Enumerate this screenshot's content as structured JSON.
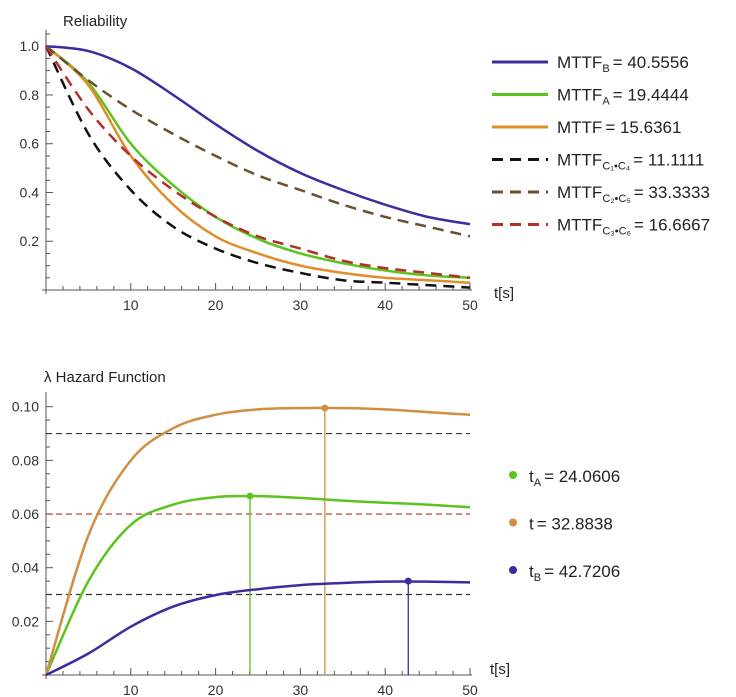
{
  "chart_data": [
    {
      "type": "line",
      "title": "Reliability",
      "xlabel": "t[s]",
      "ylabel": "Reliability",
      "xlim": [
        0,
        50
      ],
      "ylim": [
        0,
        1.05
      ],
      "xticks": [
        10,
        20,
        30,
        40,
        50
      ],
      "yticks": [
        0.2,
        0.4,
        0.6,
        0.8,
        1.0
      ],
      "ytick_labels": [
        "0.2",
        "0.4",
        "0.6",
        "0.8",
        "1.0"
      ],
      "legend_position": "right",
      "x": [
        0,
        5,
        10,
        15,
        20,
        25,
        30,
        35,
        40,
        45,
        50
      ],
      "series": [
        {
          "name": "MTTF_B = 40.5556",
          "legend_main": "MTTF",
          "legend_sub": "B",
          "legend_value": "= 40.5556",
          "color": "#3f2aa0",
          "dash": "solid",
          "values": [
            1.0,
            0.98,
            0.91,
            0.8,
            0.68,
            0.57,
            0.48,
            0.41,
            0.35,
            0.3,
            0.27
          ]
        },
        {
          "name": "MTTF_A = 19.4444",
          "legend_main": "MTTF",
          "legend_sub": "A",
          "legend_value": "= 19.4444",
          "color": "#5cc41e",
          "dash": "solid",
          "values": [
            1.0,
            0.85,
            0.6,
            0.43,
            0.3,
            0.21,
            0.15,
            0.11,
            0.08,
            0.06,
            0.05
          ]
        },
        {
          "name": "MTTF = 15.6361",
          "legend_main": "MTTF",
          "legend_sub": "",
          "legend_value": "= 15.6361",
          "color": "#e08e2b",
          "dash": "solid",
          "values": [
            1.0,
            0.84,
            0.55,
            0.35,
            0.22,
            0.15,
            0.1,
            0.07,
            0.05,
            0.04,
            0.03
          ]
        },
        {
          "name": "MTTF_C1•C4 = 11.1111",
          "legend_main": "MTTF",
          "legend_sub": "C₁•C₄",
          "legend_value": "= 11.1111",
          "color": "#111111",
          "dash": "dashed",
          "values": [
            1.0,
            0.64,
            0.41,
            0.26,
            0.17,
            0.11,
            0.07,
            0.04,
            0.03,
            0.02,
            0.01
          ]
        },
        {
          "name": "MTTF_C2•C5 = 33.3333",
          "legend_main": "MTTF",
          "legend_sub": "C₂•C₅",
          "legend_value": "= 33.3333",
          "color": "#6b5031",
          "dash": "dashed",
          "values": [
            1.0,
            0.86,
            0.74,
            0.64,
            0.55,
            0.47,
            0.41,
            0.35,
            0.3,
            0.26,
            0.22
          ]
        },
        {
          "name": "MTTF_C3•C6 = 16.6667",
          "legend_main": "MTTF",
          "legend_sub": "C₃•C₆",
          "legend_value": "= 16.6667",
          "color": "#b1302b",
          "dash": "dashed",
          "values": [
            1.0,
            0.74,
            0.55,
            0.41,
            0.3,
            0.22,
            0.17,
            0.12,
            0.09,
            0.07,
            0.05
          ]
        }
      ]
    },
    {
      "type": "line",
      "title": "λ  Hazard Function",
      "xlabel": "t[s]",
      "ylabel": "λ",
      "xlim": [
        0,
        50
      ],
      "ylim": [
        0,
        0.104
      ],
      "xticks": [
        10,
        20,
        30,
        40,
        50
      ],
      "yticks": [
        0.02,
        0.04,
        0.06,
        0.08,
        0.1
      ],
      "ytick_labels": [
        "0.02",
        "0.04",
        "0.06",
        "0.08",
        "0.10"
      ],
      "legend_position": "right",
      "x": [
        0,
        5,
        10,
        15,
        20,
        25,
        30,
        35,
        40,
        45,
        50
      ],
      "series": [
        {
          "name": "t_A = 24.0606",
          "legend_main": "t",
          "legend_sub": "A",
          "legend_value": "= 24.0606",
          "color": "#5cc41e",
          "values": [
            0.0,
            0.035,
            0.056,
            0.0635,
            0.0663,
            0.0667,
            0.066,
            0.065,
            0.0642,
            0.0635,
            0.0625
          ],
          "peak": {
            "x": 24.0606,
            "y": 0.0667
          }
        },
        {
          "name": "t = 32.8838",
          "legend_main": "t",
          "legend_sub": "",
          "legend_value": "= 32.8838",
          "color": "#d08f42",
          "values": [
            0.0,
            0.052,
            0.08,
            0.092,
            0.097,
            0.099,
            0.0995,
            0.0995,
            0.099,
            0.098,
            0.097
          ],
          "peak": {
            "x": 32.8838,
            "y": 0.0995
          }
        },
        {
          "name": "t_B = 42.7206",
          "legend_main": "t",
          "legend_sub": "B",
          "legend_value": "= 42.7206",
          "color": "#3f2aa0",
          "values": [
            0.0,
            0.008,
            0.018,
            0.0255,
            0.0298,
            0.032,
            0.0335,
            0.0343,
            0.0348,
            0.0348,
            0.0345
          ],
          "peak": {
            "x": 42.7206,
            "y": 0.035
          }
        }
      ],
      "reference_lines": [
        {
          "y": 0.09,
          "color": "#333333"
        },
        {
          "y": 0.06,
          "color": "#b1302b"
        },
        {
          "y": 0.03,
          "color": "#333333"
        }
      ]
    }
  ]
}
- - - -
Repeat each line of the records above exactly, but do not copy the pictures.

Enumerate this screenshot's content as structured JSON.
{
  "chart_data": [
    {
      "type": "line",
      "title": "Reliability",
      "xlabel": "t[s]",
      "ylabel": "Reliability",
      "xlim": [
        0,
        50
      ],
      "ylim": [
        0,
        1.05
      ],
      "xticks": [
        10,
        20,
        30,
        40,
        50
      ],
      "yticks": [
        0.2,
        0.4,
        0.6,
        0.8,
        1.0
      ],
      "ytick_labels": [
        "0.2",
        "0.4",
        "0.6",
        "0.8",
        "1.0"
      ],
      "legend_position": "right",
      "x": [
        0,
        5,
        10,
        15,
        20,
        25,
        30,
        35,
        40,
        45,
        50
      ],
      "series": [
        {
          "name": "MTTF_B = 40.5556",
          "legend_main": "MTTF",
          "legend_sub": "B",
          "legend_value": "= 40.5556",
          "color": "#3f2aa0",
          "dash": "solid",
          "values": [
            1.0,
            0.98,
            0.91,
            0.8,
            0.68,
            0.57,
            0.48,
            0.41,
            0.35,
            0.3,
            0.27
          ]
        },
        {
          "name": "MTTF_A = 19.4444",
          "legend_main": "MTTF",
          "legend_sub": "A",
          "legend_value": "= 19.4444",
          "color": "#5cc41e",
          "dash": "solid",
          "values": [
            1.0,
            0.85,
            0.6,
            0.43,
            0.3,
            0.21,
            0.15,
            0.11,
            0.08,
            0.06,
            0.05
          ]
        },
        {
          "name": "MTTF = 15.6361",
          "legend_main": "MTTF",
          "legend_sub": "",
          "legend_value": "= 15.6361",
          "color": "#e08e2b",
          "dash": "solid",
          "values": [
            1.0,
            0.84,
            0.55,
            0.35,
            0.22,
            0.15,
            0.1,
            0.07,
            0.05,
            0.04,
            0.03
          ]
        },
        {
          "name": "MTTF_C1•C4 = 11.1111",
          "legend_main": "MTTF",
          "legend_sub": "C₁•C₄",
          "legend_value": "= 11.1111",
          "color": "#111111",
          "dash": "dashed",
          "values": [
            1.0,
            0.64,
            0.41,
            0.26,
            0.17,
            0.11,
            0.07,
            0.04,
            0.03,
            0.02,
            0.01
          ]
        },
        {
          "name": "MTTF_C2•C5 = 33.3333",
          "legend_main": "MTTF",
          "legend_sub": "C₂•C₅",
          "legend_value": "= 33.3333",
          "color": "#6b5031",
          "dash": "dashed",
          "values": [
            1.0,
            0.86,
            0.74,
            0.64,
            0.55,
            0.47,
            0.41,
            0.35,
            0.3,
            0.26,
            0.22
          ]
        },
        {
          "name": "MTTF_C3•C6 = 16.6667",
          "legend_main": "MTTF",
          "legend_sub": "C₃•C₆",
          "legend_value": "= 16.6667",
          "color": "#b1302b",
          "dash": "dashed",
          "values": [
            1.0,
            0.74,
            0.55,
            0.41,
            0.3,
            0.22,
            0.17,
            0.12,
            0.09,
            0.07,
            0.05
          ]
        }
      ]
    },
    {
      "type": "line",
      "title": "λ  Hazard Function",
      "xlabel": "t[s]",
      "ylabel": "λ",
      "xlim": [
        0,
        50
      ],
      "ylim": [
        0,
        0.104
      ],
      "xticks": [
        10,
        20,
        30,
        40,
        50
      ],
      "yticks": [
        0.02,
        0.04,
        0.06,
        0.08,
        0.1
      ],
      "ytick_labels": [
        "0.02",
        "0.04",
        "0.06",
        "0.08",
        "0.10"
      ],
      "legend_position": "right",
      "x": [
        0,
        5,
        10,
        15,
        20,
        25,
        30,
        35,
        40,
        45,
        50
      ],
      "series": [
        {
          "name": "t_A = 24.0606",
          "legend_main": "t",
          "legend_sub": "A",
          "legend_value": "= 24.0606",
          "color": "#5cc41e",
          "values": [
            0.0,
            0.035,
            0.056,
            0.0635,
            0.0663,
            0.0667,
            0.066,
            0.065,
            0.0642,
            0.0635,
            0.0625
          ],
          "peak": {
            "x": 24.0606,
            "y": 0.0667
          }
        },
        {
          "name": "t = 32.8838",
          "legend_main": "t",
          "legend_sub": "",
          "legend_value": "= 32.8838",
          "color": "#d08f42",
          "values": [
            0.0,
            0.052,
            0.08,
            0.092,
            0.097,
            0.099,
            0.0995,
            0.0995,
            0.099,
            0.098,
            0.097
          ],
          "peak": {
            "x": 32.8838,
            "y": 0.0995
          }
        },
        {
          "name": "t_B = 42.7206",
          "legend_main": "t",
          "legend_sub": "B",
          "legend_value": "= 42.7206",
          "color": "#3f2aa0",
          "values": [
            0.0,
            0.008,
            0.018,
            0.0255,
            0.0298,
            0.032,
            0.0335,
            0.0343,
            0.0348,
            0.0348,
            0.0345
          ],
          "peak": {
            "x": 42.7206,
            "y": 0.035
          }
        }
      ],
      "reference_lines": [
        {
          "y": 0.09,
          "color": "#333333"
        },
        {
          "y": 0.06,
          "color": "#b1302b"
        },
        {
          "y": 0.03,
          "color": "#333333"
        }
      ]
    }
  ]
}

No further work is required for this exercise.